— START THE DATA —
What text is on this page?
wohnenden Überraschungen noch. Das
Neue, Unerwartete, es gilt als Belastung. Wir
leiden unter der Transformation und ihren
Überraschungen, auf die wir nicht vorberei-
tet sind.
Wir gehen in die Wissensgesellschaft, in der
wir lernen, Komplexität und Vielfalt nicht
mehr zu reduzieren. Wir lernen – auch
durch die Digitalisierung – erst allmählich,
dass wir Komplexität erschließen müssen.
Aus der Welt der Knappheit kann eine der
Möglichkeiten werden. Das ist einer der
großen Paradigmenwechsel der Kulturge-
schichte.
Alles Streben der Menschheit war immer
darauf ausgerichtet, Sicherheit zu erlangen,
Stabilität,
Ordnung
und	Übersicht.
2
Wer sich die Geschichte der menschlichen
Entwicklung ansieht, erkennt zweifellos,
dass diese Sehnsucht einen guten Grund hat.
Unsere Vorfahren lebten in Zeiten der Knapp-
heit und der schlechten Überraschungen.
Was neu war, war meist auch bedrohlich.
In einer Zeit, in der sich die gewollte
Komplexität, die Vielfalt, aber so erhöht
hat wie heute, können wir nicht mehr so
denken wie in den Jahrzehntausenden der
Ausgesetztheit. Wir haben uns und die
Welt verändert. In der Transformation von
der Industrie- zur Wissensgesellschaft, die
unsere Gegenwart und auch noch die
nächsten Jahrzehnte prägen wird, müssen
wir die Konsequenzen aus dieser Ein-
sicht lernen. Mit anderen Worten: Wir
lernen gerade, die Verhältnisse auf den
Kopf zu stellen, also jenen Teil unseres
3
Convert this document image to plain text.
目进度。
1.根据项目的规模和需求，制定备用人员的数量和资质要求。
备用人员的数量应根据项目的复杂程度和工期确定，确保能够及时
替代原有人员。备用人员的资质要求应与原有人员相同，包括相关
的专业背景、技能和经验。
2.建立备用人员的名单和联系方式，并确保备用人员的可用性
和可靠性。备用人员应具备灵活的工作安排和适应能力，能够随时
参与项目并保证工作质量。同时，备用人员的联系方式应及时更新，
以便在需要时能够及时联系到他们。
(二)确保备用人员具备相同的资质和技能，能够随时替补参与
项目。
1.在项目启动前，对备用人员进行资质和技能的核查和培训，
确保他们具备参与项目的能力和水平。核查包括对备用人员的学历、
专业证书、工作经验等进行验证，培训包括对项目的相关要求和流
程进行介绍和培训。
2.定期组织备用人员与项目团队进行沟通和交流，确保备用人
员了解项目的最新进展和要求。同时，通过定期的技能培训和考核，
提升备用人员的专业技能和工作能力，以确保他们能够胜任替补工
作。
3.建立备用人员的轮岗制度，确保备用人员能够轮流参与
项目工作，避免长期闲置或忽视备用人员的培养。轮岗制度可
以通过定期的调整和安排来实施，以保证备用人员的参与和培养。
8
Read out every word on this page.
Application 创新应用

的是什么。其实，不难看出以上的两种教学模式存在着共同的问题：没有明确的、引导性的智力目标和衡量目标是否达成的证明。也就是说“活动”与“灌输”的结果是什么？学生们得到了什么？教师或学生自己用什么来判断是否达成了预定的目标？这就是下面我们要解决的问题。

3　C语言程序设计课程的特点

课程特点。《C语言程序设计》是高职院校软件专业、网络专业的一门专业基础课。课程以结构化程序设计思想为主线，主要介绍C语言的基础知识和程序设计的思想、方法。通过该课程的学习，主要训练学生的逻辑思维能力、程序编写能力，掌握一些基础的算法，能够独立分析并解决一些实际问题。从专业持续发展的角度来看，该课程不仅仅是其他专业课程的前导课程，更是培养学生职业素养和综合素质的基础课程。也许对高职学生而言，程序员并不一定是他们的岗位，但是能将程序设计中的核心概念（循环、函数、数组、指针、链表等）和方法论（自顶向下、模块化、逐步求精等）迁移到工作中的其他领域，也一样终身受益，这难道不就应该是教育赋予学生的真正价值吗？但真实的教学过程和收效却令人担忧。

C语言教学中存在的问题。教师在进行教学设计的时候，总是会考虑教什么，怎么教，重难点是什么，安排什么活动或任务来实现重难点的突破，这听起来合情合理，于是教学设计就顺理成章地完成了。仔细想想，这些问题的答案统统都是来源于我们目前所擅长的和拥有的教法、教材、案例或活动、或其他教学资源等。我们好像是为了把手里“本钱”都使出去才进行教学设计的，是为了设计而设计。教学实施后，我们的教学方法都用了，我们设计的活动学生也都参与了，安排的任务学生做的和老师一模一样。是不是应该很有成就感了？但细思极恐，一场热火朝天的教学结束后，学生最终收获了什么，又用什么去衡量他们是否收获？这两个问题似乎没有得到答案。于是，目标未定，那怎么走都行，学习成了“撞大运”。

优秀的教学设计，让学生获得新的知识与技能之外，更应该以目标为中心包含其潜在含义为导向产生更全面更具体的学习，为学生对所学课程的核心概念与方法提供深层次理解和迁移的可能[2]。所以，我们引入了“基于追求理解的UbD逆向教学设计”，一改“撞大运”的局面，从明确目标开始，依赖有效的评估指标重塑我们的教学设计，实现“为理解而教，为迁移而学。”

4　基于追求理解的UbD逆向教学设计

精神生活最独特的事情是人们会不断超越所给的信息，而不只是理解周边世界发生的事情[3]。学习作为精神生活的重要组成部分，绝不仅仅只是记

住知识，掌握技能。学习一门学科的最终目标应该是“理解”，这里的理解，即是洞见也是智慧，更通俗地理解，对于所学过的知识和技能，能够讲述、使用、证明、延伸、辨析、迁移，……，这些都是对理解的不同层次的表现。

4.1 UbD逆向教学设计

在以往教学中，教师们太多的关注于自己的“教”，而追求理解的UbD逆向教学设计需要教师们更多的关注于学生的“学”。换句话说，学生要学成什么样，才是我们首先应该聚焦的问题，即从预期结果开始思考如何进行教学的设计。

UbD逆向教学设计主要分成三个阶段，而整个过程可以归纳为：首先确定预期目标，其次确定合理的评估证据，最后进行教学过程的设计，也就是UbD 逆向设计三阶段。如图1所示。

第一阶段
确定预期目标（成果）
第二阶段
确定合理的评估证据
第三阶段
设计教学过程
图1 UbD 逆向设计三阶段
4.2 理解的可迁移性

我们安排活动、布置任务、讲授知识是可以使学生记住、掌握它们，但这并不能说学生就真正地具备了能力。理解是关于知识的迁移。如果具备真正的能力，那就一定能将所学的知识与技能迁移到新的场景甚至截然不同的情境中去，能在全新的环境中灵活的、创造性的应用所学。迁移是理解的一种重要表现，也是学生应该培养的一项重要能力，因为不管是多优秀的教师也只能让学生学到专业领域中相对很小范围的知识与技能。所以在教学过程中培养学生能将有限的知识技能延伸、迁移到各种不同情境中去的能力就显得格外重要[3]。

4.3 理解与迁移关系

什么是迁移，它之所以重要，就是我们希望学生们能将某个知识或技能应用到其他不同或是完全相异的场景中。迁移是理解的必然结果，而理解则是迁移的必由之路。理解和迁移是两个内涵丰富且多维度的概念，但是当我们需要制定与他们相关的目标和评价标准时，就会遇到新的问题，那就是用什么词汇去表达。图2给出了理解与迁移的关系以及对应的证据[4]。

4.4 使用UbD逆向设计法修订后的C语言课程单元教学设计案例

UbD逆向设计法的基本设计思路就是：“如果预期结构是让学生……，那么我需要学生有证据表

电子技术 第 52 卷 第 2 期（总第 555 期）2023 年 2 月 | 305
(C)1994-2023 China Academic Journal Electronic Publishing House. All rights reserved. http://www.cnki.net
— END THE DATA —
**WHAT IS REQUIRED**
Copy all the records above exactly, missing none.

**WRITTEN SOLUTION**
What text is on this page?
wohnenden Überraschungen noch. Das
Neue, Unerwartete, es gilt als Belastung. Wir
leiden unter der Transformation und ihren
Überraschungen, auf die wir nicht vorberei-
tet sind.
Wir gehen in die Wissensgesellschaft, in der
wir lernen, Komplexität und Vielfalt nicht
mehr zu reduzieren. Wir lernen – auch
durch die Digitalisierung – erst allmählich,
dass wir Komplexität erschließen müssen.
Aus der Welt der Knappheit kann eine der
Möglichkeiten werden. Das ist einer der
großen Paradigmenwechsel der Kulturge-
schichte.
Alles Streben der Menschheit war immer
darauf ausgerichtet, Sicherheit zu erlangen,
Stabilität,
Ordnung
und	Übersicht.
2
Wer sich die Geschichte der menschlichen
Entwicklung ansieht, erkennt zweifellos,
dass diese Sehnsucht einen guten Grund hat.
Unsere Vorfahren lebten in Zeiten der Knapp-
heit und der schlechten Überraschungen.
Was neu war, war meist auch bedrohlich.
In einer Zeit, in der sich die gewollte
Komplexität, die Vielfalt, aber so erhöht
hat wie heute, können wir nicht mehr so
denken wie in den Jahrzehntausenden der
Ausgesetztheit. Wir haben uns und die
Welt verändert. In der Transformation von
der Industrie- zur Wissensgesellschaft, die
unsere Gegenwart und auch noch die
nächsten Jahrzehnte prägen wird, müssen
wir die Konsequenzen aus dieser Ein-
sicht lernen. Mit anderen Worten: Wir
lernen gerade, die Verhältnisse auf den
Kopf zu stellen, also jenen Teil unseres
3
Convert this document image to plain text.
目进度。
1.根据项目的规模和需求，制定备用人员的数量和资质要求。
备用人员的数量应根据项目的复杂程度和工期确定，确保能够及时
替代原有人员。备用人员的资质要求应与原有人员相同，包括相关
的专业背景、技能和经验。
2.建立备用人员的名单和联系方式，并确保备用人员的可用性
和可靠性。备用人员应具备灵活的工作安排和适应能力，能够随时
参与项目并保证工作质量。同时，备用人员的联系方式应及时更新，
以便在需要时能够及时联系到他们。
(二)确保备用人员具备相同的资质和技能，能够随时替补参与
项目。
1.在项目启动前，对备用人员进行资质和技能的核查和培训，
确保他们具备参与项目的能力和水平。核查包括对备用人员的学历、
专业证书、工作经验等进行验证，培训包括对项目的相关要求和流
程进行介绍和培训。
2.定期组织备用人员与项目团队进行沟通和交流，确保备用人
员了解项目的最新进展和要求。同时，通过定期的技能培训和考核，
提升备用人员的专业技能和工作能力，以确保他们能够胜任替补工
作。
3.建立备用人员的轮岗制度，确保备用人员能够轮流参与
项目工作，避免长期闲置或忽视备用人员的培养。轮岗制度可
以通过定期的调整和安排来实施，以保证备用人员的参与和培养。
8
Read out every word on this page.
Application 创新应用

的是什么。其实，不难看出以上的两种教学模式存在着共同的问题：没有明确的、引导性的智力目标和衡量目标是否达成的证明。也就是说“活动”与“灌输”的结果是什么？学生们得到了什么？教师或学生自己用什么来判断是否达成了预定的目标？这就是下面我们要解决的问题。

3　C语言程序设计课程的特点

课程特点。《C语言程序设计》是高职院校软件专业、网络专业的一门专业基础课。课程以结构化程序设计思想为主线，主要介绍C语言的基础知识和程序设计的思想、方法。通过该课程的学习，主要训练学生的逻辑思维能力、程序编写能力，掌握一些基础的算法，能够独立分析并解决一些实际问题。从专业持续发展的角度来看，该课程不仅仅是其他专业课程的前导课程，更是培养学生职业素养和综合素质的基础课程。也许对高职学生而言，程序员并不一定是他们的岗位，但是能将程序设计中的核心概念（循环、函数、数组、指针、链表等）和方法论（自顶向下、模块化、逐步求精等）迁移到工作中的其他领域，也一样终身受益，这难道不就应该是教育赋予学生的真正价值吗？但真实的教学过程和收效却令人担忧。

C语言教学中存在的问题。教师在进行教学设计的时候，总是会考虑教什么，怎么教，重难点是什么，安排什么活动或任务来实现重难点的突破，这听起来合情合理，于是教学设计就顺理成章地完成了。仔细想想，这些问题的答案统统都是来源于我们目前所擅长的和拥有的教法、教材、案例或活动、或其他教学资源等。我们好像是为了把手里“本钱”都使出去才进行教学设计的，是为了设计而设计。教学实施后，我们的教学方法都用了，我们设计的活动学生也都参与了，安排的任务学生做的和老师一模一样。是不是应该很有成就感了？但细思极恐，一场热火朝天的教学结束后，学生最终收获了什么，又用什么去衡量他们是否收获？这两个问题似乎没有得到答案。于是，目标未定，那怎么走都行，学习成了“撞大运”。

优秀的教学设计，让学生获得新的知识与技能之外，更应该以目标为中心包含其潜在含义为导向产生更全面更具体的学习，为学生对所学课程的核心概念与方法提供深层次理解和迁移的可能[2]。所以，我们引入了“基于追求理解的UbD逆向教学设计”，一改“撞大运”的局面，从明确目标开始，依赖有效的评估指标重塑我们的教学设计，实现“为理解而教，为迁移而学。”

4　基于追求理解的UbD逆向教学设计

精神生活最独特的事情是人们会不断超越所给的信息，而不只是理解周边世界发生的事情[3]。学习作为精神生活的重要组成部分，绝不仅仅只是记

住知识，掌握技能。学习一门学科的最终目标应该是“理解”，这里的理解，即是洞见也是智慧，更通俗地理解，对于所学过的知识和技能，能够讲述、使用、证明、延伸、辨析、迁移，……，这些都是对理解的不同层次的表现。

4.1 UbD逆向教学设计

在以往教学中，教师们太多的关注于自己的“教”，而追求理解的UbD逆向教学设计需要教师们更多的关注于学生的“学”。换句话说，学生要学成什么样，才是我们首先应该聚焦的问题，即从预期结果开始思考如何进行教学的设计。

UbD逆向教学设计主要分成三个阶段，而整个过程可以归纳为：首先确定预期目标，其次确定合理的评估证据，最后进行教学过程的设计，也就是UbD 逆向设计三阶段。如图1所示。

第一阶段
确定预期目标（成果）
第二阶段
确定合理的评估证据
第三阶段
设计教学过程
图1 UbD 逆向设计三阶段
4.2 理解的可迁移性

我们安排活动、布置任务、讲授知识是可以使学生记住、掌握它们，但这并不能说学生就真正地具备了能力。理解是关于知识的迁移。如果具备真正的能力，那就一定能将所学的知识与技能迁移到新的场景甚至截然不同的情境中去，能在全新的环境中灵活的、创造性的应用所学。迁移是理解的一种重要表现，也是学生应该培养的一项重要能力，因为不管是多优秀的教师也只能让学生学到专业领域中相对很小范围的知识与技能。所以在教学过程中培养学生能将有限的知识技能延伸、迁移到各种不同情境中去的能力就显得格外重要[3]。

4.3 理解与迁移关系

什么是迁移，它之所以重要，就是我们希望学生们能将某个知识或技能应用到其他不同或是完全相异的场景中。迁移是理解的必然结果，而理解则是迁移的必由之路。理解和迁移是两个内涵丰富且多维度的概念，但是当我们需要制定与他们相关的目标和评价标准时，就会遇到新的问题，那就是用什么词汇去表达。图2给出了理解与迁移的关系以及对应的证据[4]。

4.4 使用UbD逆向设计法修订后的C语言课程单元教学设计案例

UbD逆向设计法的基本设计思路就是：“如果预期结构是让学生……，那么我需要学生有证据表

电子技术 第 52 卷 第 2 期（总第 555 期）2023 年 2 月 | 305
(C)1994-2023 China Academic Journal Electronic Publishing House. All rights reserved. http://www.cnki.net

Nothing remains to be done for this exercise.